── INFORMATION SUPPLIED

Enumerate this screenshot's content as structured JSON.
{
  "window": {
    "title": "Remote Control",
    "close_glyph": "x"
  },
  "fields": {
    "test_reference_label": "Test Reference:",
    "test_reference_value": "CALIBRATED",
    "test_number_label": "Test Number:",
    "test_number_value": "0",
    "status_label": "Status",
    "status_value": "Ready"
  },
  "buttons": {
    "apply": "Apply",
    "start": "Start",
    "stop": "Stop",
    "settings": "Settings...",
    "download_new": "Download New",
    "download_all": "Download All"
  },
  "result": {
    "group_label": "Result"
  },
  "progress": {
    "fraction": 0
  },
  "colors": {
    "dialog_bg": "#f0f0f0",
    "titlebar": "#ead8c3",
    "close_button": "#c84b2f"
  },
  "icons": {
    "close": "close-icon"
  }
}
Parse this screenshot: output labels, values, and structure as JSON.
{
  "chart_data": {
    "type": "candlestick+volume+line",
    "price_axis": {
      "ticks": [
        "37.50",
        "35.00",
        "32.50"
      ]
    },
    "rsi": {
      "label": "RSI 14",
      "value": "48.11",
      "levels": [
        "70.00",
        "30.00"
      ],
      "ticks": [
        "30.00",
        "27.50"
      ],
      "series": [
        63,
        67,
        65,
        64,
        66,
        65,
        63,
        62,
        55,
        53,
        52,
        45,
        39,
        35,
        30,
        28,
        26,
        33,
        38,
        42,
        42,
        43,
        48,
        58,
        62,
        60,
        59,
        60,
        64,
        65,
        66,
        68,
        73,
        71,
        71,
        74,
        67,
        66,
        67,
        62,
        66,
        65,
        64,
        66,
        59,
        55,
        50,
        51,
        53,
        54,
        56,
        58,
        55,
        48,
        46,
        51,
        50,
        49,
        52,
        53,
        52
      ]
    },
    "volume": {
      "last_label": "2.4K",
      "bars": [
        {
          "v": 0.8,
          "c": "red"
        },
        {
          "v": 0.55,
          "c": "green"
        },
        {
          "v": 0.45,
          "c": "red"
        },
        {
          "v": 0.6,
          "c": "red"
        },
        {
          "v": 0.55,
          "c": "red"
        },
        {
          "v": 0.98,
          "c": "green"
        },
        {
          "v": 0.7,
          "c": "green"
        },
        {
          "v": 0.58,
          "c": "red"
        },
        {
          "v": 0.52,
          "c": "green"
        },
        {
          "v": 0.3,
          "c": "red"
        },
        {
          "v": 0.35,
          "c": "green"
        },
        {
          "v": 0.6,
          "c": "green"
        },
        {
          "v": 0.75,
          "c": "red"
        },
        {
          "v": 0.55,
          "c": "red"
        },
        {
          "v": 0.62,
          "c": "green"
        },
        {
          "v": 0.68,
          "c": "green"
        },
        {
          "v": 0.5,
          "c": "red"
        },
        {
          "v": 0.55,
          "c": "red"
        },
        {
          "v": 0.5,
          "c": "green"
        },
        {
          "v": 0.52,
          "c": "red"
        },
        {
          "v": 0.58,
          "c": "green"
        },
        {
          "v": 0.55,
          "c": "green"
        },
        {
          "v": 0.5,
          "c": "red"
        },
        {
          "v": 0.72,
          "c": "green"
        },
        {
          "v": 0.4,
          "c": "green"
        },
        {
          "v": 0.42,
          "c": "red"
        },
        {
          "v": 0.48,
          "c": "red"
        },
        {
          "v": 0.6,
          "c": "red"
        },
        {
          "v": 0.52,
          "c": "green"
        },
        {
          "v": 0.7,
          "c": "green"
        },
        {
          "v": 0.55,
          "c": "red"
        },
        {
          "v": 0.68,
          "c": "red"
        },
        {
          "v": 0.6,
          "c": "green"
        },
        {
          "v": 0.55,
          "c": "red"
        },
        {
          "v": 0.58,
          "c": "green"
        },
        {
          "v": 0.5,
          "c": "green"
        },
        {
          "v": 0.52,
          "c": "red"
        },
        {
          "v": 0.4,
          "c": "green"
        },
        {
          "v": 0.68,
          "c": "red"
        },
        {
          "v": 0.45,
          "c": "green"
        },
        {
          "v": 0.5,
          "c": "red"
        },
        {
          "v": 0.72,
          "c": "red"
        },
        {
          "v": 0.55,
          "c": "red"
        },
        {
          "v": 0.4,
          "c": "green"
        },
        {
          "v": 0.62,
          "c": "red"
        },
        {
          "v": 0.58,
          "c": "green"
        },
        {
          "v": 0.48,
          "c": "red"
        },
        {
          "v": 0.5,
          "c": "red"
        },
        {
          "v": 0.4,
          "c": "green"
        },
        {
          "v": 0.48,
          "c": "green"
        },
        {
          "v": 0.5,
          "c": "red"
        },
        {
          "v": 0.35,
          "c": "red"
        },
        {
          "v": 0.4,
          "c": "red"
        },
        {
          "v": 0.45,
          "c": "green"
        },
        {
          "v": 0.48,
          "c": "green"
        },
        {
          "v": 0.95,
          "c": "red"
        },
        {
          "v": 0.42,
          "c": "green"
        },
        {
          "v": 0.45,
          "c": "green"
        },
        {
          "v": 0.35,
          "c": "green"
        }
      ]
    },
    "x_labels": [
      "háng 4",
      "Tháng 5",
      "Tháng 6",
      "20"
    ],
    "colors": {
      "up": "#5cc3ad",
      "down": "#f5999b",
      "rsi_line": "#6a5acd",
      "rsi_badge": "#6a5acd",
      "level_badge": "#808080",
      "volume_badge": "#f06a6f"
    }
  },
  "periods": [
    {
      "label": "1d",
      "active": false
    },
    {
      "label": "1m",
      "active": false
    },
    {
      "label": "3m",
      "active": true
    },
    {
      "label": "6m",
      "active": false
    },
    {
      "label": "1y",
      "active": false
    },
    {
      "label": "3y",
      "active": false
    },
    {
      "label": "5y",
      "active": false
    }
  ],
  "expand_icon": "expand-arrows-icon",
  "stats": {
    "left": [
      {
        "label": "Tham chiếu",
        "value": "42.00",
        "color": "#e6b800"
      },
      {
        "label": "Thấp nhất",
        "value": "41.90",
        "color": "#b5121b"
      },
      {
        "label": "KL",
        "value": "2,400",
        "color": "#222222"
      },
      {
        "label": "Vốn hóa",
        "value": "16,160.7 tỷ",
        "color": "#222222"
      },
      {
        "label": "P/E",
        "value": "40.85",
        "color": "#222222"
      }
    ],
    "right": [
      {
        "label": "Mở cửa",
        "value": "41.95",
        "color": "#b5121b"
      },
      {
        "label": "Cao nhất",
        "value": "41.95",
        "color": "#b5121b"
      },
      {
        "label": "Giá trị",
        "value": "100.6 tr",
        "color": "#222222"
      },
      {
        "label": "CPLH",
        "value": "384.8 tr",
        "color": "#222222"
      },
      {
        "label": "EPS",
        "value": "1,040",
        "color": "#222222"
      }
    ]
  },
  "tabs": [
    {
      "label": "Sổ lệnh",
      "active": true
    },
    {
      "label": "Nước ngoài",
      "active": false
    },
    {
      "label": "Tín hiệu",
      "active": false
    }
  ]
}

────

YOUR TASK:
All entries must be repeated verbatim.

TASK ANSWER:
Enumerate this screenshot's content as structured JSON.
{
  "window": {
    "title": "Remote Control",
    "close_glyph": "x"
  },
  "fields": {
    "test_reference_label": "Test Reference:",
    "test_reference_value": "CALIBRATED",
    "test_number_label": "Test Number:",
    "test_number_value": "0",
    "status_label": "Status",
    "status_value": "Ready"
  },
  "buttons": {
    "apply": "Apply",
    "start": "Start",
    "stop": "Stop",
    "settings": "Settings...",
    "download_new": "Download New",
    "download_all": "Download All"
  },
  "result": {
    "group_label": "Result"
  },
  "progress": {
    "fraction": 0
  },
  "colors": {
    "dialog_bg": "#f0f0f0",
    "titlebar": "#ead8c3",
    "close_button": "#c84b2f"
  },
  "icons": {
    "close": "close-icon"
  }
}
Parse this screenshot: output labels, values, and structure as JSON.
{
  "chart_data": {
    "type": "candlestick+volume+line",
    "price_axis": {
      "ticks": [
        "37.50",
        "35.00",
        "32.50"
      ]
    },
    "rsi": {
      "label": "RSI 14",
      "value": "48.11",
      "levels": [
        "70.00",
        "30.00"
      ],
      "ticks": [
        "30.00",
        "27.50"
      ],
      "series": [
        63,
        67,
        65,
        64,
        66,
        65,
        63,
        62,
        55,
        53,
        52,
        45,
        39,
        35,
        30,
        28,
        26,
        33,
        38,
        42,
        42,
        43,
        48,
        58,
        62,
        60,
        59,
        60,
        64,
        65,
        66,
        68,
        73,
        71,
        71,
        74,
        67,
        66,
        67,
        62,
        66,
        65,
        64,
        66,
        59,
        55,
        50,
        51,
        53,
        54,
        56,
        58,
        55,
        48,
        46,
        51,
        50,
        49,
        52,
        53,
        52
      ]
    },
    "volume": {
      "last_label": "2.4K",
      "bars": [
        {
          "v": 0.8,
          "c": "red"
        },
        {
          "v": 0.55,
          "c": "green"
        },
        {
          "v": 0.45,
          "c": "red"
        },
        {
          "v": 0.6,
          "c": "red"
        },
        {
          "v": 0.55,
          "c": "red"
        },
        {
          "v": 0.98,
          "c": "green"
        },
        {
          "v": 0.7,
          "c": "green"
        },
        {
          "v": 0.58,
          "c": "red"
        },
        {
          "v": 0.52,
          "c": "green"
        },
        {
          "v": 0.3,
          "c": "red"
        },
        {
          "v": 0.35,
          "c": "green"
        },
        {
          "v": 0.6,
          "c": "green"
        },
        {
          "v": 0.75,
          "c": "red"
        },
        {
          "v": 0.55,
          "c": "red"
        },
        {
          "v": 0.62,
          "c": "green"
        },
        {
          "v": 0.68,
          "c": "green"
        },
        {
          "v": 0.5,
          "c": "red"
        },
        {
          "v": 0.55,
          "c": "red"
        },
        {
          "v": 0.5,
          "c": "green"
        },
        {
          "v": 0.52,
          "c": "red"
        },
        {
          "v": 0.58,
          "c": "green"
        },
        {
          "v": 0.55,
          "c": "green"
        },
        {
          "v": 0.5,
          "c": "red"
        },
        {
          "v": 0.72,
          "c": "green"
        },
        {
          "v": 0.4,
          "c": "green"
        },
        {
          "v": 0.42,
          "c": "red"
        },
        {
          "v": 0.48,
          "c": "red"
        },
        {
          "v": 0.6,
          "c": "red"
        },
        {
          "v": 0.52,
          "c": "green"
        },
        {
          "v": 0.7,
          "c": "green"
        },
        {
          "v": 0.55,
          "c": "red"
        },
        {
          "v": 0.68,
          "c": "red"
        },
        {
          "v": 0.6,
          "c": "green"
        },
        {
          "v": 0.55,
          "c": "red"
        },
        {
          "v": 0.58,
          "c": "green"
        },
        {
          "v": 0.5,
          "c": "green"
        },
        {
          "v": 0.52,
          "c": "red"
        },
        {
          "v": 0.4,
          "c": "green"
        },
        {
          "v": 0.68,
          "c": "red"
        },
        {
          "v": 0.45,
          "c": "green"
        },
        {
          "v": 0.5,
          "c": "red"
        },
        {
          "v": 0.72,
          "c": "red"
        },
        {
          "v": 0.55,
          "c": "red"
        },
        {
          "v": 0.4,
          "c": "green"
        },
        {
          "v": 0.62,
          "c": "red"
        },
        {
          "v": 0.58,
          "c": "green"
        },
        {
          "v": 0.48,
          "c": "red"
        },
        {
          "v": 0.5,
          "c": "red"
        },
        {
          "v": 0.4,
          "c": "green"
        },
        {
          "v": 0.48,
          "c": "green"
        },
        {
          "v": 0.5,
          "c": "red"
        },
        {
          "v": 0.35,
          "c": "red"
        },
        {
          "v": 0.4,
          "c": "red"
        },
        {
          "v": 0.45,
          "c": "green"
        },
        {
          "v": 0.48,
          "c": "green"
        },
        {
          "v": 0.95,
          "c": "red"
        },
        {
          "v": 0.42,
          "c": "green"
        },
        {
          "v": 0.45,
          "c": "green"
        },
        {
          "v": 0.35,
          "c": "green"
        }
      ]
    },
    "x_labels": [
      "háng 4",
      "Tháng 5",
      "Tháng 6",
      "20"
    ],
    "colors": {
      "up": "#5cc3ad",
      "down": "#f5999b",
      "rsi_line": "#6a5acd",
      "rsi_badge": "#6a5acd",
      "level_badge": "#808080",
      "volume_badge": "#f06a6f"
    }
  },
  "periods": [
    {
      "label": "1d",
      "active": false
    },
    {
      "label": "1m",
      "active": false
    },
    {
      "label": "3m",
      "active": true
    },
    {
      "label": "6m",
      "active": false
    },
    {
      "label": "1y",
      "active": false
    },
    {
      "label": "3y",
      "active": false
    },
    {
      "label": "5y",
      "active": false
    }
  ],
  "expand_icon": "expand-arrows-icon",
  "stats": {
    "left": [
      {
        "label": "Tham chiếu",
        "value": "42.00",
        "color": "#e6b800"
      },
      {
        "label": "Thấp nhất",
        "value": "41.90",
        "color": "#b5121b"
      },
      {
        "label": "KL",
        "value": "2,400",
        "color": "#222222"
      },
      {
        "label": "Vốn hóa",
        "value": "16,160.7 tỷ",
        "color": "#222222"
      },
      {
        "label": "P/E",
        "value": "40.85",
        "color": "#222222"
      }
    ],
    "right": [
      {
        "label": "Mở cửa",
        "value": "41.95",
        "color": "#b5121b"
      },
      {
        "label": "Cao nhất",
        "value": "41.95",
        "color": "#b5121b"
      },
      {
        "label": "Giá trị",
        "value": "100.6 tr",
        "color": "#222222"
      },
      {
        "label": "CPLH",
        "value": "384.8 tr",
        "color": "#222222"
      },
      {
        "label": "EPS",
        "value": "1,040",
        "color": "#222222"
      }
    ]
  },
  "tabs": [
    {
      "label": "Sổ lệnh",
      "active": true
    },
    {
      "label": "Nước ngoài",
      "active": false
    },
    {
      "label": "Tín hiệu",
      "active": false
    }
  ]
}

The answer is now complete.